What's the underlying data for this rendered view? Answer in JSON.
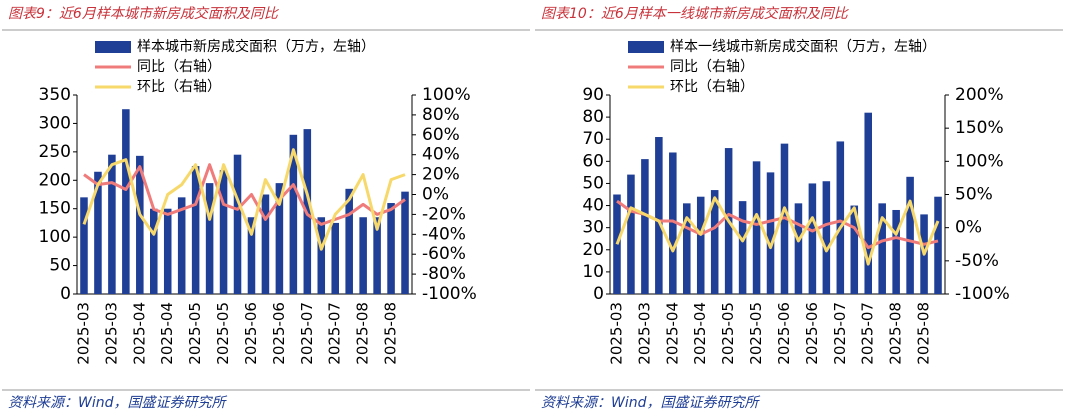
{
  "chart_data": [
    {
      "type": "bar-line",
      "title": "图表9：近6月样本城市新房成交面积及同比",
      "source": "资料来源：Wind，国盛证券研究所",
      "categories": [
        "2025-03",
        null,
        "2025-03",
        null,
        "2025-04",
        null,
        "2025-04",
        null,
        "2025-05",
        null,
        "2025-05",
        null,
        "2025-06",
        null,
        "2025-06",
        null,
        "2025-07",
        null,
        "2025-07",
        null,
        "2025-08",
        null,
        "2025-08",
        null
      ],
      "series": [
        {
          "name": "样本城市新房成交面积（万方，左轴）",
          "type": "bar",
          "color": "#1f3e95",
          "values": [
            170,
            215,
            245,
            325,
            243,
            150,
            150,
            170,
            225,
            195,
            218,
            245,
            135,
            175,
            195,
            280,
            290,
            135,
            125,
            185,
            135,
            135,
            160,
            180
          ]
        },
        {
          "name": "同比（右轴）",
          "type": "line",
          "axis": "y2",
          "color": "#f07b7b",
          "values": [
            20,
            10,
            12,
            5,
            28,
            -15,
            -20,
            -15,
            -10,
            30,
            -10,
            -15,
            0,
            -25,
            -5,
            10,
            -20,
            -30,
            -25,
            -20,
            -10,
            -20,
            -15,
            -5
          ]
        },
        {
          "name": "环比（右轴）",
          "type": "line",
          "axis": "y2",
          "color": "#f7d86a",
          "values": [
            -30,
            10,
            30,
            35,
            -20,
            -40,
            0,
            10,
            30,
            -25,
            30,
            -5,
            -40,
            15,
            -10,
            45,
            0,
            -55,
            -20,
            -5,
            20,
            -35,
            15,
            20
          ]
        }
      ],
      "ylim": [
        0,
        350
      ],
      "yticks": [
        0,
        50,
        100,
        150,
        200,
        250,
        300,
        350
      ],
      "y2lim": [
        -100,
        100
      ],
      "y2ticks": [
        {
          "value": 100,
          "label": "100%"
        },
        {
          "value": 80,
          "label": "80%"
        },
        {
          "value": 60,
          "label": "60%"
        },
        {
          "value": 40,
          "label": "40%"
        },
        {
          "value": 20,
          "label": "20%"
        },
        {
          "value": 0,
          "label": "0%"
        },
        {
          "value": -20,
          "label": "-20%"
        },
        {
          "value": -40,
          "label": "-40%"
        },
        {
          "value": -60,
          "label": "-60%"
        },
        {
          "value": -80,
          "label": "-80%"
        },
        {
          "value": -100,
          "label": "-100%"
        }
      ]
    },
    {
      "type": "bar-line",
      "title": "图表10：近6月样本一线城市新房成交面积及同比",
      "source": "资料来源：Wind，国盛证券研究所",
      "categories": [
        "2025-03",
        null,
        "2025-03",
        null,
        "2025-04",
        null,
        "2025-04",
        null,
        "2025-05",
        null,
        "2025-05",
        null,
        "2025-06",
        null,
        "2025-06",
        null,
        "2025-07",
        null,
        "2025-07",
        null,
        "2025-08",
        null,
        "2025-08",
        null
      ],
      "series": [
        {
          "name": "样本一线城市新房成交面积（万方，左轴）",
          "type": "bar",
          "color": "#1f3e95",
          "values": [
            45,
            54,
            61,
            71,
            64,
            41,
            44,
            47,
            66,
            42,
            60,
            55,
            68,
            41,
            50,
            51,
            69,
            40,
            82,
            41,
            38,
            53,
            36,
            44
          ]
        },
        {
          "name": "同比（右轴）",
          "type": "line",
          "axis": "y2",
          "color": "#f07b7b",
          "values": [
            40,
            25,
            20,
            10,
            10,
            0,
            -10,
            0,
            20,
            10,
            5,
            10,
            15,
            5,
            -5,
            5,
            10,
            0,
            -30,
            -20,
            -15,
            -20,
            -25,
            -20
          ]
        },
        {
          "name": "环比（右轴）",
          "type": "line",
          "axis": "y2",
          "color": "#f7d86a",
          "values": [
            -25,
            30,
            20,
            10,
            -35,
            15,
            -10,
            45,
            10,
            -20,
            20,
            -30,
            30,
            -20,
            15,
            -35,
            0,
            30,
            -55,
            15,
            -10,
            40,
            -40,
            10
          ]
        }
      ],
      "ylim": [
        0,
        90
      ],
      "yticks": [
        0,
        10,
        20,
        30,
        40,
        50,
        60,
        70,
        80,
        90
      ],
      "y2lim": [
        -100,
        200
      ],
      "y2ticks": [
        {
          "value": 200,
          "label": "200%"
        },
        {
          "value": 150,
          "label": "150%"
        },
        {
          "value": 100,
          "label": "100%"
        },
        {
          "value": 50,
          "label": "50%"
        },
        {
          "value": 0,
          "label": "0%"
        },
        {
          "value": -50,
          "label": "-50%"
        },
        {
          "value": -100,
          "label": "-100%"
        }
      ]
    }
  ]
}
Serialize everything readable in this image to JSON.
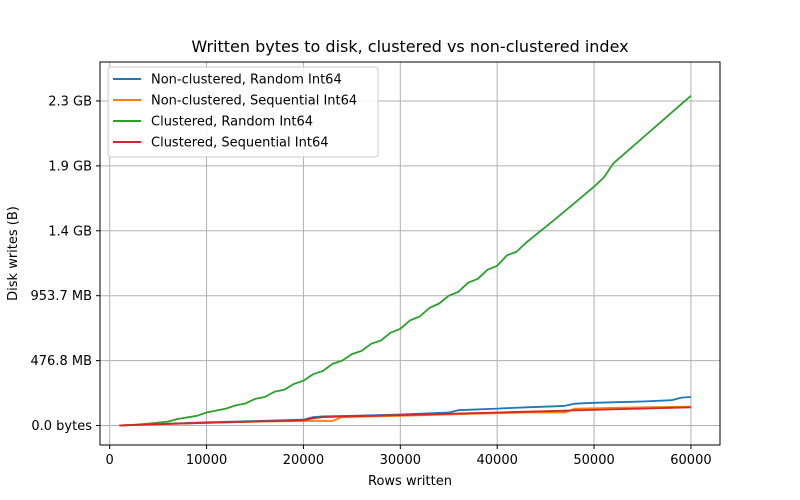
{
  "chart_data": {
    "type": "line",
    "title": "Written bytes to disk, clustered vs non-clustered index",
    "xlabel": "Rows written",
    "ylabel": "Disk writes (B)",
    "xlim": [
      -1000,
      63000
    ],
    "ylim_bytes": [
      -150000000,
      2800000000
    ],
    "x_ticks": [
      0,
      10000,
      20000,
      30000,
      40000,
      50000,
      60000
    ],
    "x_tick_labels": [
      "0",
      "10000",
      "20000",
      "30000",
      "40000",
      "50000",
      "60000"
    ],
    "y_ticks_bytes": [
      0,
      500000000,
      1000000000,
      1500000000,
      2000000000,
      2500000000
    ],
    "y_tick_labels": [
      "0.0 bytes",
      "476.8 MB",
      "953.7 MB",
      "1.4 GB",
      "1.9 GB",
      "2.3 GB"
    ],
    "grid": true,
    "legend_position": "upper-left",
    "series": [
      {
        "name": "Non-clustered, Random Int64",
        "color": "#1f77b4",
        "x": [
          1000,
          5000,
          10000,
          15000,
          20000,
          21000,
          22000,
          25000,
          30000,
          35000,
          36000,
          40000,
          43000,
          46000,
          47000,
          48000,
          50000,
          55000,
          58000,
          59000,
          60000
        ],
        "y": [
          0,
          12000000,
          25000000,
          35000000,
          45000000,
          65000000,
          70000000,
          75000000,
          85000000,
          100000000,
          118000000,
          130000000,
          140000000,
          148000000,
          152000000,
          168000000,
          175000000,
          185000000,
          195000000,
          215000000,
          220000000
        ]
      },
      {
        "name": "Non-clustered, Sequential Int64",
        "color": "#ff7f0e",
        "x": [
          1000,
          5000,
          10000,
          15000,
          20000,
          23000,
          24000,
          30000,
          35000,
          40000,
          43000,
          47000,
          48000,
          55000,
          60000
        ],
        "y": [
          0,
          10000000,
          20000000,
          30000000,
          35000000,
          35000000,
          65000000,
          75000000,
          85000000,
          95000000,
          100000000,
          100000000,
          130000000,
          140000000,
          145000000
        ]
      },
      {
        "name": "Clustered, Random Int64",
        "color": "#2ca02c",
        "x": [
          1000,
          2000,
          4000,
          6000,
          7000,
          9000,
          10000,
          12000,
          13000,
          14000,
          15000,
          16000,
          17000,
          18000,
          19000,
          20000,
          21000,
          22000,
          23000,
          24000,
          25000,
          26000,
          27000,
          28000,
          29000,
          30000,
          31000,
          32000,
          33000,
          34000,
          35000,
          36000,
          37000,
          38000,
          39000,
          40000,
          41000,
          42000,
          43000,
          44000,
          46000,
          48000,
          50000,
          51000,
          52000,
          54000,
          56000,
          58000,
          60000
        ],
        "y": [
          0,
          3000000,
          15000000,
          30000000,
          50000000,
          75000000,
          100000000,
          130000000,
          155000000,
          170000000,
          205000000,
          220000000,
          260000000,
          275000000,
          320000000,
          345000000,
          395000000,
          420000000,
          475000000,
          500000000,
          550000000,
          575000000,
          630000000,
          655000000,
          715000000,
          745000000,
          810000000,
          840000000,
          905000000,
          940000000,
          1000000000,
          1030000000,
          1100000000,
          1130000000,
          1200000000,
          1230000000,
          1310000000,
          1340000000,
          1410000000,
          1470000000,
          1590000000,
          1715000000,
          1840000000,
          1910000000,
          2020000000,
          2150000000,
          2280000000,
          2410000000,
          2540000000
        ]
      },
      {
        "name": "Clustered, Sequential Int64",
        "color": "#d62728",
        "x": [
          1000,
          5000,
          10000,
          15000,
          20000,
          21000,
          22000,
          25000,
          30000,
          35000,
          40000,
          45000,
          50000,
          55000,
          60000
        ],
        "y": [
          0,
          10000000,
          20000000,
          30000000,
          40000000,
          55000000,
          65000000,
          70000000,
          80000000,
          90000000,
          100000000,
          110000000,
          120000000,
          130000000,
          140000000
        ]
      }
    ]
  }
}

***

- **Work instructions**
Pick out all the lines with the word "this" in them and copy them.

- **Exercise result**
What's the underlying data for this rendered view? Answer in JSON.
Serialize everything readable in this image to JSON.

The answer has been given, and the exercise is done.